## Begin DATA ROWS

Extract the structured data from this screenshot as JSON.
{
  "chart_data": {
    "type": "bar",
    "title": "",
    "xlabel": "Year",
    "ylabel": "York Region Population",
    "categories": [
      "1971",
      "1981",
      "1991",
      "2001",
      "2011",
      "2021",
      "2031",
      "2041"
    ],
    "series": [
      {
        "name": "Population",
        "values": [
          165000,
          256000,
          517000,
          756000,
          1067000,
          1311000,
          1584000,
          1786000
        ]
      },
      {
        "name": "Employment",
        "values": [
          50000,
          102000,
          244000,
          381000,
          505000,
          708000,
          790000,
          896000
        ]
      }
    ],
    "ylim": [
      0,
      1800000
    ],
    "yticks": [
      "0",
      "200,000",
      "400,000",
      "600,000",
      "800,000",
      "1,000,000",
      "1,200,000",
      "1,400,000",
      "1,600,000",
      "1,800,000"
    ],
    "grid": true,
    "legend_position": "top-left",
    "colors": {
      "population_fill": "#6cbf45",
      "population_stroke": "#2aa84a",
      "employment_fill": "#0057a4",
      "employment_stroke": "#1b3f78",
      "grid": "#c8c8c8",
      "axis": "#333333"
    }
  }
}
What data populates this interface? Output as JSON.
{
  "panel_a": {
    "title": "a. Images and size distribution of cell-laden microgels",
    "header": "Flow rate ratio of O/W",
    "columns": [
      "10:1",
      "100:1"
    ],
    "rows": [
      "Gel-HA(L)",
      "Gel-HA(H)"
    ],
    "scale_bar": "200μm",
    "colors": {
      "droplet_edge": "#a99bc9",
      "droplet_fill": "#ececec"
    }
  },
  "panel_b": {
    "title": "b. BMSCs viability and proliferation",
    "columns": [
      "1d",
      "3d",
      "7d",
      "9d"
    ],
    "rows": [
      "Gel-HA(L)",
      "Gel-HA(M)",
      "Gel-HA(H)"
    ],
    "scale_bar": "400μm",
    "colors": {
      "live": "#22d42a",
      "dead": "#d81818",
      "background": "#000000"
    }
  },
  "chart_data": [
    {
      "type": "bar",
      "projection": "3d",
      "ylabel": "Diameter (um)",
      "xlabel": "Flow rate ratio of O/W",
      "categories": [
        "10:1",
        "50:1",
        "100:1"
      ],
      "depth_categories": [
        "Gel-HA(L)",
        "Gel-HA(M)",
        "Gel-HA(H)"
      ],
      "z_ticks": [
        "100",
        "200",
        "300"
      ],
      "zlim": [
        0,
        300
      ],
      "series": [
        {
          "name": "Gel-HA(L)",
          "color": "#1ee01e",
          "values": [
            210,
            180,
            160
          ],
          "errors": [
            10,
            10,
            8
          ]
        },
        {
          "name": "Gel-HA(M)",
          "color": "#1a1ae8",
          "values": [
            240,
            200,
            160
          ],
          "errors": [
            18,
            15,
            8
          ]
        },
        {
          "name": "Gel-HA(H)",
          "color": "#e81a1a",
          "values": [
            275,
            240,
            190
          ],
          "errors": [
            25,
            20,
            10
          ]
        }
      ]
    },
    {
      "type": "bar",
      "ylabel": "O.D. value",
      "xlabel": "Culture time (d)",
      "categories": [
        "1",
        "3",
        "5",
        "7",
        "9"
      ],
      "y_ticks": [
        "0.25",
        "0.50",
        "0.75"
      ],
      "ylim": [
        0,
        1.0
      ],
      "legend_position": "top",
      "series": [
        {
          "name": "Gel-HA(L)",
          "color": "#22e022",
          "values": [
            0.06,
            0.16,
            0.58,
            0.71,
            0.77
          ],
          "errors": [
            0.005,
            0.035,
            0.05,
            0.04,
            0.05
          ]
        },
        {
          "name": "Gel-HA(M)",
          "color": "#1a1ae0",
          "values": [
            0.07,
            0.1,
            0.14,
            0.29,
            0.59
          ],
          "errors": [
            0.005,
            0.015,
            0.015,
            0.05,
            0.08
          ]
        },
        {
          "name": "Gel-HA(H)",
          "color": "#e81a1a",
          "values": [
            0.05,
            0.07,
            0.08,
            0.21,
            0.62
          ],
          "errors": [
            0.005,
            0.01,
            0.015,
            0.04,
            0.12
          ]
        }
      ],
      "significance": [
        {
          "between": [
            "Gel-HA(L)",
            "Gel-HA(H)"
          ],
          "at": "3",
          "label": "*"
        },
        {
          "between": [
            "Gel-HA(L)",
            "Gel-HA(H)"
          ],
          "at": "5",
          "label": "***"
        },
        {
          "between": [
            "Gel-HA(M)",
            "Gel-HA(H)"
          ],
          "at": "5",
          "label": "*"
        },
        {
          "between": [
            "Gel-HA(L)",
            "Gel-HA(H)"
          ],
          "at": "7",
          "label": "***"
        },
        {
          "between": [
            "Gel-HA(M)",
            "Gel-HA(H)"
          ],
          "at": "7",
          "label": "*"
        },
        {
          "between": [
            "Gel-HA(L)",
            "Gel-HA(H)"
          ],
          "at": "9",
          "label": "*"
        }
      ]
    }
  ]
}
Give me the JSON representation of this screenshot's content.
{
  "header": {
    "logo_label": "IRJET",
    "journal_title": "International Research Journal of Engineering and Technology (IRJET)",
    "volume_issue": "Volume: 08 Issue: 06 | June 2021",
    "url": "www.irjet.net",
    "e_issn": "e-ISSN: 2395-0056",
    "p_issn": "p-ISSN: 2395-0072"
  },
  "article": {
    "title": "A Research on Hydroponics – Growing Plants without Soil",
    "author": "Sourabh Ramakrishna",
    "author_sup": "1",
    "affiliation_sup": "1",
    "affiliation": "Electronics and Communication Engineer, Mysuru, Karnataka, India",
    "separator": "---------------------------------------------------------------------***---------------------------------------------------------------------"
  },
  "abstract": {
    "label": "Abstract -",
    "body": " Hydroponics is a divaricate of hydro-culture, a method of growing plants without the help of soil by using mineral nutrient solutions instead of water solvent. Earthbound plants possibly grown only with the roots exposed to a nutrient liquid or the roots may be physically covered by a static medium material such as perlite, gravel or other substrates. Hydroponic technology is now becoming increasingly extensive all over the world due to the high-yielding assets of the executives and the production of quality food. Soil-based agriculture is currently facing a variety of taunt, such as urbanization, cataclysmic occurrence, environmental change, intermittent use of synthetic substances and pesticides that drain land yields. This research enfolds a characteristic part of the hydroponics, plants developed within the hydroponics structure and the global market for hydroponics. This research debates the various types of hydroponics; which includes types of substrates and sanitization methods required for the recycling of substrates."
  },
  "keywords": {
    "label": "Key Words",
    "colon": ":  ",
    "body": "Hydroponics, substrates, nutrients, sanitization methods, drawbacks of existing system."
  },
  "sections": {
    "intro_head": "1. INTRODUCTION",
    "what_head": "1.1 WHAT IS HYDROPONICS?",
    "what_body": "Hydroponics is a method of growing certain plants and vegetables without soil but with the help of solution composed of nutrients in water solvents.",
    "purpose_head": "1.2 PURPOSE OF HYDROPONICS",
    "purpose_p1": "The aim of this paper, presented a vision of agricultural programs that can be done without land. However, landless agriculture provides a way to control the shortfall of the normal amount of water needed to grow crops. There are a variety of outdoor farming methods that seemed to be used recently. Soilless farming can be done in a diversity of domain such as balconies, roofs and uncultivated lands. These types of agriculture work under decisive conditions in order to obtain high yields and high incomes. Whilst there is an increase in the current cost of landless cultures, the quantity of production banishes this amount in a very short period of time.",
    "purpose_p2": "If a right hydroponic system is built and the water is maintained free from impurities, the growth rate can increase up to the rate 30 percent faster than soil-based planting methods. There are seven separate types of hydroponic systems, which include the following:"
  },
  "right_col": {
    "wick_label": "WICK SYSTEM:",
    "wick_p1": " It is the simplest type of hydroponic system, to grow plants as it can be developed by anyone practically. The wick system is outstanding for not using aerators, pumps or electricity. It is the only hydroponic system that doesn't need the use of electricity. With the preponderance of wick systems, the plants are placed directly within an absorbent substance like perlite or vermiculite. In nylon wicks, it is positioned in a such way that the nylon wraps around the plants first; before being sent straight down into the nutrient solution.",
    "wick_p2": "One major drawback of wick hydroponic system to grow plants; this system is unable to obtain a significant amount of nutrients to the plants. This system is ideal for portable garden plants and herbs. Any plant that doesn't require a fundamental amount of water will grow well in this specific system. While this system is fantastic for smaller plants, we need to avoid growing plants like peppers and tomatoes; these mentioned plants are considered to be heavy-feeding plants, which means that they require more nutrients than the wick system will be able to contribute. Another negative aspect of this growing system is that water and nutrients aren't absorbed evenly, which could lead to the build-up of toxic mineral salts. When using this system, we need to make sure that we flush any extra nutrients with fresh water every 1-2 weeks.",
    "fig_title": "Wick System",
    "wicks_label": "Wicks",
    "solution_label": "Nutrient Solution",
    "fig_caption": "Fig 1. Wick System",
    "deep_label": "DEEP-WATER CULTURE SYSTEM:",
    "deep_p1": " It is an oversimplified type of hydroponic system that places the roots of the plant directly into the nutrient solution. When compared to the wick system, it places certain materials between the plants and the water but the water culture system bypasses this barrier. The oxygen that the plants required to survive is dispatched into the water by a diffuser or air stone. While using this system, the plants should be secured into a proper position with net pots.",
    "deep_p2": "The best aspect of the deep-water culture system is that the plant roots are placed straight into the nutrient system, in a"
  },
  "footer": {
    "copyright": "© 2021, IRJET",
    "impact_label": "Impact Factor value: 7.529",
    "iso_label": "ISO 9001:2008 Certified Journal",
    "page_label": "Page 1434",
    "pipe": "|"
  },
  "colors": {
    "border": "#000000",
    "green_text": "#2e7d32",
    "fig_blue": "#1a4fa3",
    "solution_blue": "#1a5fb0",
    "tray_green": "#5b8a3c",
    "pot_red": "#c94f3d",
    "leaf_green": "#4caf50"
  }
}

## End DATA ROWS

• WRITTEN PROBLEM:
Find each line that has the word "certain", then copy it out.

• RESULT FOR THIS TASK:
    "what_body": "Hydroponics is a method of growing certain plants and vegetables without soil but with the help of solution composed of nutrients in water solvents.",
    "deep_p1": " It is an oversimplified type of hydroponic system that places the roots of the plant directly into the nutrient solution. When compared to the wick system, it places certain materials between the plants and the water but the water culture system bypasses this barrier. The oxygen that the plants required to survive is dispatched into the water by a diffuser or air stone. While using this system, the plants should be secured into a proper position with net pots.",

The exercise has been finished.